* START Working data *

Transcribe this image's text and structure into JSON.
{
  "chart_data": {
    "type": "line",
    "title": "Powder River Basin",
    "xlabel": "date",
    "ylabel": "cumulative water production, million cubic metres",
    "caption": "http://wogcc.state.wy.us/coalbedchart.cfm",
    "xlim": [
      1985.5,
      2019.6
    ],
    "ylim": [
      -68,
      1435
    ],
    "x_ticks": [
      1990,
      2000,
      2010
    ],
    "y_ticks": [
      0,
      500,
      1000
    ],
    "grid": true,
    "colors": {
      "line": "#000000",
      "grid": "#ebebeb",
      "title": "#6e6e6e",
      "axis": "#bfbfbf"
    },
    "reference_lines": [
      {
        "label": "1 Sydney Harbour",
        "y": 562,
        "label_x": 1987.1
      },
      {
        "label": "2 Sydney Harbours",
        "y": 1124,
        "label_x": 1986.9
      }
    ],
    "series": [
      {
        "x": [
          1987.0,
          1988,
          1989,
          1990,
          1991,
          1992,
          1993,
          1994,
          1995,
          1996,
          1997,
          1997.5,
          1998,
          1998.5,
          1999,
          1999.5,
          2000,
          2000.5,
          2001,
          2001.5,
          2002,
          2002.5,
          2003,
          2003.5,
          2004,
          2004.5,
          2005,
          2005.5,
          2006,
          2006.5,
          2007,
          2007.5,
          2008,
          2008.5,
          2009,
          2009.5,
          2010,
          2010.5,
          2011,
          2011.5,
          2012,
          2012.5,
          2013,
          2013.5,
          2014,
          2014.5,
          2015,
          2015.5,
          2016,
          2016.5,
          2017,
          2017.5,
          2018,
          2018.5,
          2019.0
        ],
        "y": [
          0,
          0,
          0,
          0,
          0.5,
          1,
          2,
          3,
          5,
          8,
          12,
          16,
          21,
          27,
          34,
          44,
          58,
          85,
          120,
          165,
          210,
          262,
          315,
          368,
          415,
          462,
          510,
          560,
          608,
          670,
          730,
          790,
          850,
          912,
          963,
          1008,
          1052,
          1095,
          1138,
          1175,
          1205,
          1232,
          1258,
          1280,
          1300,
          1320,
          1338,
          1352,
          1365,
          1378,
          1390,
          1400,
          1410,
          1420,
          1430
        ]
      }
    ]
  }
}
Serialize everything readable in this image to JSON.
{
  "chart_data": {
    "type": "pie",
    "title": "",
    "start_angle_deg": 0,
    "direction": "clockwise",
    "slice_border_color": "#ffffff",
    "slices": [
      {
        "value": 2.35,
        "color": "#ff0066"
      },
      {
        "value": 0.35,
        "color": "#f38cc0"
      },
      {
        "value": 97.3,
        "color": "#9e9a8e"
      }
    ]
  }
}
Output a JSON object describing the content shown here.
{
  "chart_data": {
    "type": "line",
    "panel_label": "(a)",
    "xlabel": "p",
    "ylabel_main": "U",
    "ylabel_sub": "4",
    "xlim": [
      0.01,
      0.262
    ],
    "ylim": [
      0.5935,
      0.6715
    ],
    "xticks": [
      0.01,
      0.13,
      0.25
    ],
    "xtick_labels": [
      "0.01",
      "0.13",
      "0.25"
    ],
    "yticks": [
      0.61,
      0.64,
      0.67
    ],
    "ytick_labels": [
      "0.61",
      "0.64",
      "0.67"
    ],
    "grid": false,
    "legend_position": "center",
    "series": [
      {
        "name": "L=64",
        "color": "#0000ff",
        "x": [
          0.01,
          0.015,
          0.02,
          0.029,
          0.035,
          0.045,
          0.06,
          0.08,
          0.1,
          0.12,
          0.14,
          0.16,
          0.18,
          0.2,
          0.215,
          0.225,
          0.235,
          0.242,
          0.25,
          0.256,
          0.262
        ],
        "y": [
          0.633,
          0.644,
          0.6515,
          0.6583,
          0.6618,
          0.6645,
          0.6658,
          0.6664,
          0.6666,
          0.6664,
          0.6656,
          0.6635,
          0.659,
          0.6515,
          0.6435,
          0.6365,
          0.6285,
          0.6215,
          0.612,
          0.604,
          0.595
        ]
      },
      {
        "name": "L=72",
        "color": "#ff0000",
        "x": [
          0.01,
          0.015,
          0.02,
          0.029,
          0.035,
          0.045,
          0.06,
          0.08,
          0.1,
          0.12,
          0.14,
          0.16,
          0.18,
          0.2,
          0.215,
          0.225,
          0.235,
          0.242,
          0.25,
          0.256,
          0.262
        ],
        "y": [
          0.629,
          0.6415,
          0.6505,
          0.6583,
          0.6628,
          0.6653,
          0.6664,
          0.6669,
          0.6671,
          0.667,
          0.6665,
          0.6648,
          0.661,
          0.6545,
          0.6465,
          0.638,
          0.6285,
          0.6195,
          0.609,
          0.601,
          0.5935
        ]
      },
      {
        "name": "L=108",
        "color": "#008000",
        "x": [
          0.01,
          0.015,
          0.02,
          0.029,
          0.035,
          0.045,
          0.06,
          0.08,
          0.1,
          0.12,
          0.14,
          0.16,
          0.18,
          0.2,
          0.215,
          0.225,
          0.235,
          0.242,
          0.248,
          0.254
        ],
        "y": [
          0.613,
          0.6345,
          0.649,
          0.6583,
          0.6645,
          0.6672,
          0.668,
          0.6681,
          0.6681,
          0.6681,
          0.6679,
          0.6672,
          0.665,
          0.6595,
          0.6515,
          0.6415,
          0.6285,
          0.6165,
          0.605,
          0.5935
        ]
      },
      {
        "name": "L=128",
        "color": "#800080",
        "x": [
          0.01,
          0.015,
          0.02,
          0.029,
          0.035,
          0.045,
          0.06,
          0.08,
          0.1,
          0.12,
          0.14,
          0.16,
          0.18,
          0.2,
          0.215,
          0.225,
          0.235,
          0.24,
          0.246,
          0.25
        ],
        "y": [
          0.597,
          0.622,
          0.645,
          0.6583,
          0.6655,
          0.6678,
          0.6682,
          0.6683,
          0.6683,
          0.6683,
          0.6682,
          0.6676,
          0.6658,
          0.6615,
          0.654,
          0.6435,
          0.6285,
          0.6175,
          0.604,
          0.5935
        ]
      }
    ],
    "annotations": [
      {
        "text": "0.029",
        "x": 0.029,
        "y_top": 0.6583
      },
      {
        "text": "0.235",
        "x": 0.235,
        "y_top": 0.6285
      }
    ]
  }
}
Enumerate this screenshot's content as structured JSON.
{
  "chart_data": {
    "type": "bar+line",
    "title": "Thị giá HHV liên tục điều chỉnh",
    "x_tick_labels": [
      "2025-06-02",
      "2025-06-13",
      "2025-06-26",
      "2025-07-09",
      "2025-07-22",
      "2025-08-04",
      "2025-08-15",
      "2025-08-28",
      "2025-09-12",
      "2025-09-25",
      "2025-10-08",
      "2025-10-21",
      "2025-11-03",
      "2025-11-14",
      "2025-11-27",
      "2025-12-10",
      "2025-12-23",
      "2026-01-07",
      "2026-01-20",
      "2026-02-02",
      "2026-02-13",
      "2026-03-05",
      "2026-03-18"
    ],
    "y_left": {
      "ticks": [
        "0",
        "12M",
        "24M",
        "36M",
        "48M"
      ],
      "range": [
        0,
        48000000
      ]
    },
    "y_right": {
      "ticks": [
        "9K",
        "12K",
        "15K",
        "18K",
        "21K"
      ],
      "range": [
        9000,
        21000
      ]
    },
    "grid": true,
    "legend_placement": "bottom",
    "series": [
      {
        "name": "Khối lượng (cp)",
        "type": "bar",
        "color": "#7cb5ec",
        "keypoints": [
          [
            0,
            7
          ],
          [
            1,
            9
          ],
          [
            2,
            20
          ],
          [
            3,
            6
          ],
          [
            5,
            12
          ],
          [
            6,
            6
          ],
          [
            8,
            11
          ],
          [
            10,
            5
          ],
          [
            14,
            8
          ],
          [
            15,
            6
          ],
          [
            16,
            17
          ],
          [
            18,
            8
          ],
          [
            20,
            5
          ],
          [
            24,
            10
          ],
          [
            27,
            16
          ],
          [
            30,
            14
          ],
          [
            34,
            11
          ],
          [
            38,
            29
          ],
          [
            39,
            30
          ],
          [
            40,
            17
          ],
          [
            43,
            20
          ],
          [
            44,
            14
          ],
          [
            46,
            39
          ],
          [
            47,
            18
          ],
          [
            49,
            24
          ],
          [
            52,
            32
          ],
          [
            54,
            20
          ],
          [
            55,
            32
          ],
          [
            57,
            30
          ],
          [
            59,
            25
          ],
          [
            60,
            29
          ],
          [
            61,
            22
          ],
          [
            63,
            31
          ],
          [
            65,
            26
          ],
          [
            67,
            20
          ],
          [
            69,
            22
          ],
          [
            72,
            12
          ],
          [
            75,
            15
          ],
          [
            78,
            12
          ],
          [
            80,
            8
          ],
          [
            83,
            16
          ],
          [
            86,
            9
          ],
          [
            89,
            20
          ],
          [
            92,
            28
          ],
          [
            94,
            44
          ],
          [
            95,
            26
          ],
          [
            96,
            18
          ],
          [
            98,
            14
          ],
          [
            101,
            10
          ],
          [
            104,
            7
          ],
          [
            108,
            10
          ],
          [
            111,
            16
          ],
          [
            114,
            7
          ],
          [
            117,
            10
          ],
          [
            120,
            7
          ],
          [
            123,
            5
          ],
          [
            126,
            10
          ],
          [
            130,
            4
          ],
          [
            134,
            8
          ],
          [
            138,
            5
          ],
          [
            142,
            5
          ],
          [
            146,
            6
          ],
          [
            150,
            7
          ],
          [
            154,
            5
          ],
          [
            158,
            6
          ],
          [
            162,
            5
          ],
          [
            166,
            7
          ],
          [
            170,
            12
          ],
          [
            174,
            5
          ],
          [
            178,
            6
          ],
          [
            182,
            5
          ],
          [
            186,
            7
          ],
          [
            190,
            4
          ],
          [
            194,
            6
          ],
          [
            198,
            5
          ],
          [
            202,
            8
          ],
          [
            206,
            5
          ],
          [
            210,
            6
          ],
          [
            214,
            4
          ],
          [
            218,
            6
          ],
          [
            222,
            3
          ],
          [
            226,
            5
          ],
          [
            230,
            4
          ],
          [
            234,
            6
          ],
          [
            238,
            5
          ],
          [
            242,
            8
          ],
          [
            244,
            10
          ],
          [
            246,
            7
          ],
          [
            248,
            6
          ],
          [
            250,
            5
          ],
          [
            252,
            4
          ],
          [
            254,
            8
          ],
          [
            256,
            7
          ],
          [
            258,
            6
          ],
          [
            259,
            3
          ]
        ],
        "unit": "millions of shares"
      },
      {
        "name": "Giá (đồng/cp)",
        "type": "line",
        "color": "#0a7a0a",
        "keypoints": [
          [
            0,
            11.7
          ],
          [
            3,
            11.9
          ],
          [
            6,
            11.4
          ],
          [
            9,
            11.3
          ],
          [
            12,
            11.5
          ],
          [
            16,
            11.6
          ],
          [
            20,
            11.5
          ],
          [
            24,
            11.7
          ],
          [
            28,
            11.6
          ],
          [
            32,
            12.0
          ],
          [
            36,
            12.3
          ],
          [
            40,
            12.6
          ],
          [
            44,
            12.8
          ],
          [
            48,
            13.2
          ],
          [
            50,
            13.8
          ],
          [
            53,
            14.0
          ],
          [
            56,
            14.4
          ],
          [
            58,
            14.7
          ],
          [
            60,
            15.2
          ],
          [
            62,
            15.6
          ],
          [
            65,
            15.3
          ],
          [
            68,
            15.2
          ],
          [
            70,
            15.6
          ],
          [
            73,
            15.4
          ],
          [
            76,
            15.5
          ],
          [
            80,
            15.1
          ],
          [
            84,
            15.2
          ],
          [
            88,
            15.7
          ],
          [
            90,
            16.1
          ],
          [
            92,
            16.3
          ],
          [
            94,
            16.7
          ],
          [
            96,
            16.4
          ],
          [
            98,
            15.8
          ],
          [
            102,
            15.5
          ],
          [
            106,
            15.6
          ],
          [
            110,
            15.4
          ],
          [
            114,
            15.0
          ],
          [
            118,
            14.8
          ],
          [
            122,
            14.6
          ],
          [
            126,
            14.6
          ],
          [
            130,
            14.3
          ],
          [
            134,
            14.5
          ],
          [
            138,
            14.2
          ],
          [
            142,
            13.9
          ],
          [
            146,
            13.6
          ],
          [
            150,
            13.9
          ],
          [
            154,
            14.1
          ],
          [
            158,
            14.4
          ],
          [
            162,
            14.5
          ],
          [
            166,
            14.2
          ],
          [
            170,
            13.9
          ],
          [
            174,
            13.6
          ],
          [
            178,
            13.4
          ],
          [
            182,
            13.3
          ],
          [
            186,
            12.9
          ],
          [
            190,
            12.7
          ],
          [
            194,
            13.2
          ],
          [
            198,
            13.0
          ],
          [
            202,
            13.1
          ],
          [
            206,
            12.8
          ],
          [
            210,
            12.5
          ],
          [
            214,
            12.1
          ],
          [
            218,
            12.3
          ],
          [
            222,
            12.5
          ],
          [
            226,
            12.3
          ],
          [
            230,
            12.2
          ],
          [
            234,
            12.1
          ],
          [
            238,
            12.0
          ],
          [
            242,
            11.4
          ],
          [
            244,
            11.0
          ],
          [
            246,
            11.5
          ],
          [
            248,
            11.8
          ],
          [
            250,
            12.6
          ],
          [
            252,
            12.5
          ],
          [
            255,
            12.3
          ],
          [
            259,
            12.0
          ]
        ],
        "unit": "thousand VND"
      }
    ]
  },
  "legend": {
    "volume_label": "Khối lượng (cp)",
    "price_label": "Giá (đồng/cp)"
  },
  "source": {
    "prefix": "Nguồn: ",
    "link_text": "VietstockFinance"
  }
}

* END Working data *

Given task:
In the listing, how many lines hold "name"? Answer with a bare number.

Response to this task:
6